··· Given entries
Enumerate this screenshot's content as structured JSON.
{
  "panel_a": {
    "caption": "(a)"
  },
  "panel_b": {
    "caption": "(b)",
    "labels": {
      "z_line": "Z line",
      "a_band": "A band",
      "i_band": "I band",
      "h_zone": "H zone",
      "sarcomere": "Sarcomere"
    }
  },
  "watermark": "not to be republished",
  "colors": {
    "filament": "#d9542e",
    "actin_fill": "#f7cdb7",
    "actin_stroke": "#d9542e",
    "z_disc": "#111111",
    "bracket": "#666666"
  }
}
······
Exactly reproduce every line of the data above.

Problem solution -
Enumerate this screenshot's content as structured JSON.
{
  "panel_a": {
    "caption": "(a)"
  },
  "panel_b": {
    "caption": "(b)",
    "labels": {
      "z_line": "Z line",
      "a_band": "A band",
      "i_band": "I band",
      "h_zone": "H zone",
      "sarcomere": "Sarcomere"
    }
  },
  "watermark": "not to be republished",
  "colors": {
    "filament": "#d9542e",
    "actin_fill": "#f7cdb7",
    "actin_stroke": "#d9542e",
    "z_disc": "#111111",
    "bracket": "#666666"
  }
}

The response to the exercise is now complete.